* [YOUR TASK]:
Take the material and output all of it exactly.

>> begin

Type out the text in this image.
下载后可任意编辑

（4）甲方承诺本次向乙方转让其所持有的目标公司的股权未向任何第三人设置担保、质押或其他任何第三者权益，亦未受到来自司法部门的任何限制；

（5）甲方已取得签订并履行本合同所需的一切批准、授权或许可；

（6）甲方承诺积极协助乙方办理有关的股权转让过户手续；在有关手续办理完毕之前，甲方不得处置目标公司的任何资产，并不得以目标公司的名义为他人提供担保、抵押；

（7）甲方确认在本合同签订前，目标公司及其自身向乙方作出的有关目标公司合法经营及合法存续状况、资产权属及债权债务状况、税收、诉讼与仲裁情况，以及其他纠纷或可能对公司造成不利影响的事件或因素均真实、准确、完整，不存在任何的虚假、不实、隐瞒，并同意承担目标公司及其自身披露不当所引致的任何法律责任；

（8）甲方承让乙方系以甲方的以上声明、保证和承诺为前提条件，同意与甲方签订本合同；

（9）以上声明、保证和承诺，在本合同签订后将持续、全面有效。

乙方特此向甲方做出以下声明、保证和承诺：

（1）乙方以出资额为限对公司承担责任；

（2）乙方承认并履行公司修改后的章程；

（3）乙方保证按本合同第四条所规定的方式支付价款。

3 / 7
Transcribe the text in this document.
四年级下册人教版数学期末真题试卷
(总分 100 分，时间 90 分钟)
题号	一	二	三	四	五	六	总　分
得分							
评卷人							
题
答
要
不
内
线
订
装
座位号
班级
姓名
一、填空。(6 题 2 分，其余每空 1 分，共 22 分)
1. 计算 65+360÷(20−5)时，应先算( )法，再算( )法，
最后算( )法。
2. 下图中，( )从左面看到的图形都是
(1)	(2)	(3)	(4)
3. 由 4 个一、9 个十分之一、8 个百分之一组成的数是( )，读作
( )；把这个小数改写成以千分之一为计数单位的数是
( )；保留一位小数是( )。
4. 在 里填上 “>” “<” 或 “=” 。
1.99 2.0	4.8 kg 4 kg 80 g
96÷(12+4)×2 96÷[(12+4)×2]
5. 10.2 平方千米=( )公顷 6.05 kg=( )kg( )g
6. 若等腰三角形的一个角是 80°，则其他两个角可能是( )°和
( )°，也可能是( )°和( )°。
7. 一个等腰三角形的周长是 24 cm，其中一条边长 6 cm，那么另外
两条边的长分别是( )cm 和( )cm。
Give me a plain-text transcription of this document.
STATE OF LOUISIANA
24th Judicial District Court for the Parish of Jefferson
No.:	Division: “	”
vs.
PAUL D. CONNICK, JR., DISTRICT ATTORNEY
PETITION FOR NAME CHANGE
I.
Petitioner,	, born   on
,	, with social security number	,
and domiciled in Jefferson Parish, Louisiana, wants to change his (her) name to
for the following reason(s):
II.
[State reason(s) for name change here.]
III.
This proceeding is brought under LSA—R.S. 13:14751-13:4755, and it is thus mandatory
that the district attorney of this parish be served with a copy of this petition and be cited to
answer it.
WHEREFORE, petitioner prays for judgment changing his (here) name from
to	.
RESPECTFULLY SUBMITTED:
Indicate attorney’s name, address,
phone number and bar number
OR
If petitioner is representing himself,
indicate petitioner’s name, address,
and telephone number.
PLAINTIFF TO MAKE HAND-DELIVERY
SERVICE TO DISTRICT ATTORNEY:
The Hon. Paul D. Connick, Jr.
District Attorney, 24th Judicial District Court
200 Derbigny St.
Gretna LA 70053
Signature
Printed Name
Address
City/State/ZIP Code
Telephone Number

>> end

* [THE OUTPUT]:
Type out the text in this image.
下载后可任意编辑

（4）甲方承诺本次向乙方转让其所持有的目标公司的股权未向任何第三人设置担保、质押或其他任何第三者权益，亦未受到来自司法部门的任何限制；

（5）甲方已取得签订并履行本合同所需的一切批准、授权或许可；

（6）甲方承诺积极协助乙方办理有关的股权转让过户手续；在有关手续办理完毕之前，甲方不得处置目标公司的任何资产，并不得以目标公司的名义为他人提供担保、抵押；

（7）甲方确认在本合同签订前，目标公司及其自身向乙方作出的有关目标公司合法经营及合法存续状况、资产权属及债权债务状况、税收、诉讼与仲裁情况，以及其他纠纷或可能对公司造成不利影响的事件或因素均真实、准确、完整，不存在任何的虚假、不实、隐瞒，并同意承担目标公司及其自身披露不当所引致的任何法律责任；

（8）甲方承让乙方系以甲方的以上声明、保证和承诺为前提条件，同意与甲方签订本合同；

（9）以上声明、保证和承诺，在本合同签订后将持续、全面有效。

乙方特此向甲方做出以下声明、保证和承诺：

（1）乙方以出资额为限对公司承担责任；

（2）乙方承认并履行公司修改后的章程；

（3）乙方保证按本合同第四条所规定的方式支付价款。

3 / 7
Transcribe the text in this document.
四年级下册人教版数学期末真题试卷
(总分 100 分，时间 90 分钟)
题号	一	二	三	四	五	六	总　分
得分							
评卷人							
题
答
要
不
内
线
订
装
座位号
班级
姓名
一、填空。(6 题 2 分，其余每空 1 分，共 22 分)
1. 计算 65+360÷(20−5)时，应先算( )法，再算( )法，
最后算( )法。
2. 下图中，( )从左面看到的图形都是
(1)	(2)	(3)	(4)
3. 由 4 个一、9 个十分之一、8 个百分之一组成的数是( )，读作
( )；把这个小数改写成以千分之一为计数单位的数是
( )；保留一位小数是( )。
4. 在 里填上 “>” “<” 或 “=” 。
1.99 2.0	4.8 kg 4 kg 80 g
96÷(12+4)×2 96÷[(12+4)×2]
5. 10.2 平方千米=( )公顷 6.05 kg=( )kg( )g
6. 若等腰三角形的一个角是 80°，则其他两个角可能是( )°和
( )°，也可能是( )°和( )°。
7. 一个等腰三角形的周长是 24 cm，其中一条边长 6 cm，那么另外
两条边的长分别是( )cm 和( )cm。
Give me a plain-text transcription of this document.
STATE OF LOUISIANA
24th Judicial District Court for the Parish of Jefferson
No.:	Division: “	”
vs.
PAUL D. CONNICK, JR., DISTRICT ATTORNEY
PETITION FOR NAME CHANGE
I.
Petitioner,	, born   on
,	, with social security number	,
and domiciled in Jefferson Parish, Louisiana, wants to change his (her) name to
for the following reason(s):
II.
[State reason(s) for name change here.]
III.
This proceeding is brought under LSA—R.S. 13:14751-13:4755, and it is thus mandatory
that the district attorney of this parish be served with a copy of this petition and be cited to
answer it.
WHEREFORE, petitioner prays for judgment changing his (here) name from
to	.
RESPECTFULLY SUBMITTED:
Indicate attorney’s name, address,
phone number and bar number
OR
If petitioner is representing himself,
indicate petitioner’s name, address,
and telephone number.
PLAINTIFF TO MAKE HAND-DELIVERY
SERVICE TO DISTRICT ATTORNEY:
The Hon. Paul D. Connick, Jr.
District Attorney, 24th Judicial District Court
200 Derbigny St.
Gretna LA 70053
Signature
Printed Name
Address
City/State/ZIP Code
Telephone Number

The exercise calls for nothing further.